EXTRACTED MATERIAL —
—————

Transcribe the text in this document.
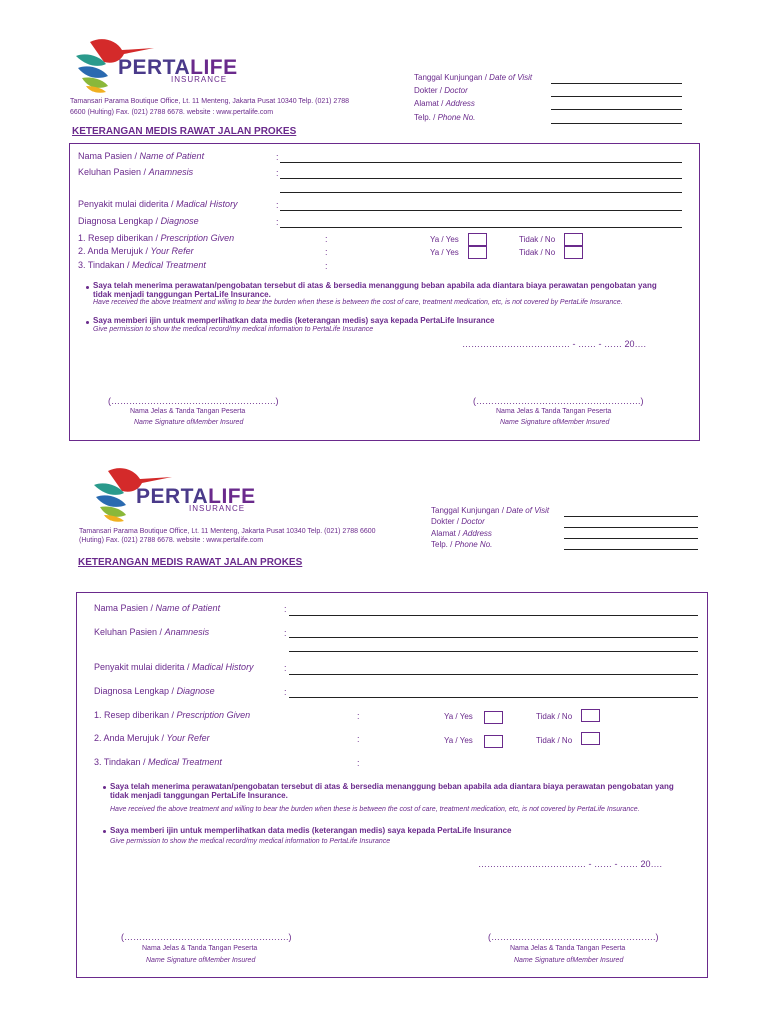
PERTALIFE
INSURANCE
Tamansari Parama Boutique Office, Lt. 11 Menteng, Jakarta Pusat 10340 Telp. (021) 2788 6600 (Hulting) Fax. (021) 2788 6678. website : www.pertalife.com
Tanggal Kunjungan / Date of Visit
Dokter / Doctor
Alamat / Address
Telp. / Phone No.
KETERANGAN MEDIS RAWAT JALAN PROKES
Nama Pasien / Name of Patient	:
Keluhan Pasien / Anamnesis	:
Penyakit mulai diderita / Madical History	:
Diagnosa Lengkap / Diagnose	:
1. Resep diberikan / Prescription Given	:	Ya / Yes	Tidak / No
2. Anda Merujuk / Your Refer	:	Ya / Yes	Tidak / No
3. Tindakan / Medical Treatment	:
Saya telah menerima perawatan/pengobatan tersebut di atas & bersedia menanggung beban apabila ada diantara biaya perawatan pengobatan yang tidak menjadi tanggungan PertaLife Insurance.
Have received the above treatment and willing to bear the burden when these is between the cost of care, treatment medication, etc, is not covered by PertaLife Insurance.
Saya memberi ijin untuk memperlihatkan data medis (keterangan medis) saya kepada PertaLife Insurance
Give permission to show the medical record/my medical information to PertaLife Insurance
……………………………… - …… - …… 20….
(……………………………………………….)
Nama Jelas & Tanda Tangan Peserta
Name Signature ofMember Insured
(……………………………………………….)
Nama Jelas & Tanda Tangan Peserta
Name Signature ofMember Insured
PERTALIFE
INSURANCE
Tamansari Parama Boutique Office, Lt. 11 Menteng, Jakarta Pusat 10340 Telp. (021) 2788 6600
(Huting) Fax. (021) 2788 6678. website : www.pertalife.com
Tanggal Kunjungan / Date of Visit
Dokter / Doctor
Alamat / Address
Telp. / Phone No.
KETERANGAN MEDIS RAWAT JALAN PROKES
Nama Pasien / Name of Patient	:
Keluhan Pasien / Anamnesis	:
Penyakit mulai diderita / Madical History	:
Diagnosa Lengkap / Diagnose	:
1. Resep diberikan / Prescription Given	:	Ya / Yes	Tidak / No
2. Anda Merujuk / Your Refer	:	Ya / Yes	Tidak / No
3. Tindakan / Medical Treatment	:
Saya telah menerima perawatan/pengobatan tersebut di atas & bersedia menanggung beban apabila ada diantara biaya perawatan pengobatan yang tidak menjadi tanggungan PertaLife Insurance.
Have received the above treatment and willing to bear the burden when these is between the cost of care, treatment medication, etc, is not covered by PertaLife Insurance.
Saya memberi ijin untuk memperlihatkan data medis (keterangan medis) saya kepada PertaLife Insurance
Give permission to show the medical record/my medical information to PertaLife Insurance
……………………………… - …… - …… 20….
(……………………………………………….)
Nama Jelas & Tanda Tangan Peserta
Name Signature ofMember Insured
(……………………………………………….)
Nama Jelas & Tanda Tangan Peserta
Name Signature ofMember Insured
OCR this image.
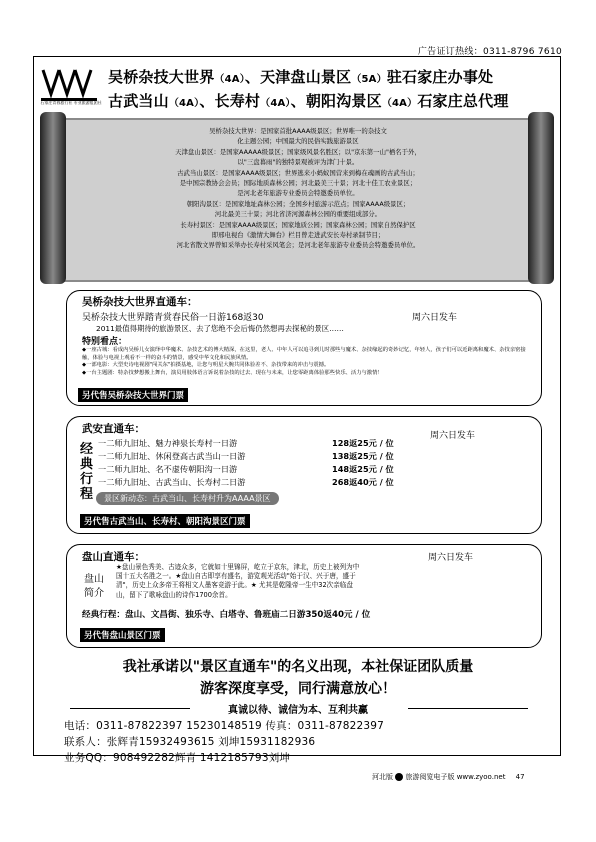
广告证订热线：0311-8796 7610
石家庄青春旅行社 专业旅游组团社
吴桥杂技大世界（4A）、天津盘山景区（5A）驻石家庄办事处
古武当山（4A）、长寿村（4A）、朝阳沟景区（4A）石家庄总代理
吴桥杂技大世界：是国家首批AAAA级景区；世界唯一的杂技文
化主题公园；中国最大的民俗实践旅游景区
天津盘山景区：是国家AAAAA级景区；国家级风景名胜区；以"京东第一山"栖名于外，
以"三盘暮雨"的独特景观被评为津门十景。
古武当山景区：是国家AAAA级景区；世界逃来小蚂蚁国营来到梅在魂画的古武当山；
是中国宗教协会会员；国际地质森林公园；河北最美三十景；河北十佳工农业景区；
是河北老年旅游专业委员会特邀委员单位。
朝阳沟景区：是国家地址森林公园；全国乡村旅游示范点；国家AAAA级景区；
河北最美三十景；河北省济河源森林公园的重要组成部分。
长寿村景区：是国家AAAA级景区；国家地质公园；国家森林公园；国家自然保护区
即邢电视台《激情大舞台》栏目曾走进武安长寿村录制节目；
河北省散文界曾如采举办长寿村采风笔会；是河北老年旅游专业委员会特邀委员单位。
吴桥杂技大世界直通车：
吴桥杂技大世界踏青赏春民俗一日游168返30	周六日发车
2011最值得期待的旅游景区、去了您绝不会后悔仍然想再去探秘的景区……
特别看点：
◆一座古城：看成内吴桥儿女演绎中华魔术、杂技艺术的博大精深，在这里，老人、中年人可以追寻到儿时那些与魔术、杂技缘起的奇妙记忆，年轻人，孩子们可以近距离和魔术、杂技亲密接触，体验与电视上观看不一样的奋斗的情景，感受中华文化和民族风情。
◆一部电影：大型史诗电视剧"闯关东"拍摄基地，让您与明星大腕共同体验差不、杂技带来的冲击与震撼。
◆一台主题剧：特杂技梦想搬上舞台，演员用肢体语言诉说着杂技的过去、现在与未来，让您零距离体验那些快乐、活力与激情！
另代售吴桥杂技大世界门票
武安直通车：
周六日发车
经
典
行
程
一二师九旧址、魅力神泉长寿村一日游	128返25元 / 位
一二师九旧址、休闲登高古武当山一日游	138返25元 / 位
一二师九旧址、名不虚传朝阳沟一日游	148返25元 / 位
一二师九旧址、古武当山、长寿村二日游	268返40元 / 位
景区新动态：古武当山、长寿村升为AAAA景区
另代售古武当山、长寿村、朝阳沟景区门票
盘山直通车：	周六日发车
盘山
简介
★盘山景色秀美、古迹众多，它就如十里锦屏，屹立于京东，津北，历史上被列为中
国十五大名胜之一。★盘山自古即享有盛名，游览观光活动"始于汉、兴于唐，盛于
清"，历史上众多帝王将相文人墨客竞游于此。★ 尤其是乾隆帝一生中32次亲临盘
山，留下了歌咏盘山的诗作1700余首。
经典行程：盘山、文昌街、独乐寺、白塔寺、鲁班庙二日游350返40元 / 位
另代售盘山景区门票
我社承诺以"景区直通车"的名义出现，本社保证团队质量
游客深度享受，同行满意放心！
真诚以待、诚信为本、互利共赢
电话：0311-87822397 15230148519 传真：0311-87822397
联系人：张辉青15932493615 刘坤15931182936
业务QQ：908492282辉青 1412185793刘坤
河北版 旅游阅览电子版 www.zyoo.net 47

—————

WHAT THE TASK ASKS — Transcribe the material as is, with images omitted.

CORRECT RESULT —
Transcribe the text in this document.
PERTALIFE
INSURANCE
Tamansari Parama Boutique Office, Lt. 11 Menteng, Jakarta Pusat 10340 Telp. (021) 2788 6600 (Hulting) Fax. (021) 2788 6678. website : www.pertalife.com
Tanggal Kunjungan / Date of Visit
Dokter / Doctor
Alamat / Address
Telp. / Phone No.
KETERANGAN MEDIS RAWAT JALAN PROKES
Nama Pasien / Name of Patient	:
Keluhan Pasien / Anamnesis	:
Penyakit mulai diderita / Madical History	:
Diagnosa Lengkap / Diagnose	:
1. Resep diberikan / Prescription Given	:	Ya / Yes	Tidak / No
2. Anda Merujuk / Your Refer	:	Ya / Yes	Tidak / No
3. Tindakan / Medical Treatment	:
Saya telah menerima perawatan/pengobatan tersebut di atas & bersedia menanggung beban apabila ada diantara biaya perawatan pengobatan yang tidak menjadi tanggungan PertaLife Insurance.
Have received the above treatment and willing to bear the burden when these is between the cost of care, treatment medication, etc, is not covered by PertaLife Insurance.
Saya memberi ijin untuk memperlihatkan data medis (keterangan medis) saya kepada PertaLife Insurance
Give permission to show the medical record/my medical information to PertaLife Insurance
……………………………… - …… - …… 20….
(……………………………………………….)
Nama Jelas & Tanda Tangan Peserta
Name Signature ofMember Insured
(……………………………………………….)
Nama Jelas & Tanda Tangan Peserta
Name Signature ofMember Insured
PERTALIFE
INSURANCE
Tamansari Parama Boutique Office, Lt. 11 Menteng, Jakarta Pusat 10340 Telp. (021) 2788 6600
(Huting) Fax. (021) 2788 6678. website : www.pertalife.com
Tanggal Kunjungan / Date of Visit
Dokter / Doctor
Alamat / Address
Telp. / Phone No.
KETERANGAN MEDIS RAWAT JALAN PROKES
Nama Pasien / Name of Patient	:
Keluhan Pasien / Anamnesis	:
Penyakit mulai diderita / Madical History	:
Diagnosa Lengkap / Diagnose	:
1. Resep diberikan / Prescription Given	:	Ya / Yes	Tidak / No
2. Anda Merujuk / Your Refer	:	Ya / Yes	Tidak / No
3. Tindakan / Medical Treatment	:
Saya telah menerima perawatan/pengobatan tersebut di atas & bersedia menanggung beban apabila ada diantara biaya perawatan pengobatan yang tidak menjadi tanggungan PertaLife Insurance.
Have received the above treatment and willing to bear the burden when these is between the cost of care, treatment medication, etc, is not covered by PertaLife Insurance.
Saya memberi ijin untuk memperlihatkan data medis (keterangan medis) saya kepada PertaLife Insurance
Give permission to show the medical record/my medical information to PertaLife Insurance
……………………………… - …… - …… 20….
(……………………………………………….)
Nama Jelas & Tanda Tangan Peserta
Name Signature ofMember Insured
(……………………………………………….)
Nama Jelas & Tanda Tangan Peserta
Name Signature ofMember Insured
OCR this image.
广告证订热线：0311-8796 7610
石家庄青春旅行社 专业旅游组团社
吴桥杂技大世界（4A）、天津盘山景区（5A）驻石家庄办事处
古武当山（4A）、长寿村（4A）、朝阳沟景区（4A）石家庄总代理
吴桥杂技大世界：是国家首批AAAA级景区；世界唯一的杂技文
化主题公园；中国最大的民俗实践旅游景区
天津盘山景区：是国家AAAAA级景区；国家级风景名胜区；以"京东第一山"栖名于外，
以"三盘暮雨"的独特景观被评为津门十景。
古武当山景区：是国家AAAA级景区；世界逃来小蚂蚁国营来到梅在魂画的古武当山；
是中国宗教协会会员；国际地质森林公园；河北最美三十景；河北十佳工农业景区；
是河北老年旅游专业委员会特邀委员单位。
朝阳沟景区：是国家地址森林公园；全国乡村旅游示范点；国家AAAA级景区；
河北最美三十景；河北省济河源森林公园的重要组成部分。
长寿村景区：是国家AAAA级景区；国家地质公园；国家森林公园；国家自然保护区
即邢电视台《激情大舞台》栏目曾走进武安长寿村录制节目；
河北省散文界曾如采举办长寿村采风笔会；是河北老年旅游专业委员会特邀委员单位。
吴桥杂技大世界直通车：
吴桥杂技大世界踏青赏春民俗一日游168返30	周六日发车
2011最值得期待的旅游景区、去了您绝不会后悔仍然想再去探秘的景区……
特别看点：
◆一座古城：看成内吴桥儿女演绎中华魔术、杂技艺术的博大精深，在这里，老人、中年人可以追寻到儿时那些与魔术、杂技缘起的奇妙记忆，年轻人，孩子们可以近距离和魔术、杂技亲密接触，体验与电视上观看不一样的奋斗的情景，感受中华文化和民族风情。
◆一部电影：大型史诗电视剧"闯关东"拍摄基地，让您与明星大腕共同体验差不、杂技带来的冲击与震撼。
◆一台主题剧：特杂技梦想搬上舞台，演员用肢体语言诉说着杂技的过去、现在与未来，让您零距离体验那些快乐、活力与激情！
另代售吴桥杂技大世界门票
武安直通车：
周六日发车
经
典
行
程
一二师九旧址、魅力神泉长寿村一日游	128返25元 / 位
一二师九旧址、休闲登高古武当山一日游	138返25元 / 位
一二师九旧址、名不虚传朝阳沟一日游	148返25元 / 位
一二师九旧址、古武当山、长寿村二日游	268返40元 / 位
景区新动态：古武当山、长寿村升为AAAA景区
另代售古武当山、长寿村、朝阳沟景区门票
盘山直通车：	周六日发车
盘山
简介
★盘山景色秀美、古迹众多，它就如十里锦屏，屹立于京东，津北，历史上被列为中
国十五大名胜之一。★盘山自古即享有盛名，游览观光活动"始于汉、兴于唐，盛于
清"，历史上众多帝王将相文人墨客竞游于此。★ 尤其是乾隆帝一生中32次亲临盘
山，留下了歌咏盘山的诗作1700余首。
经典行程：盘山、文昌街、独乐寺、白塔寺、鲁班庙二日游350返40元 / 位
另代售盘山景区门票
我社承诺以"景区直通车"的名义出现，本社保证团队质量
游客深度享受，同行满意放心！
真诚以待、诚信为本、互利共赢
电话：0311-87822397 15230148519 传真：0311-87822397
联系人：张辉青15932493615 刘坤15931182936
业务QQ：908492282辉青 1412185793刘坤
河北版 旅游阅览电子版 www.zyoo.net 47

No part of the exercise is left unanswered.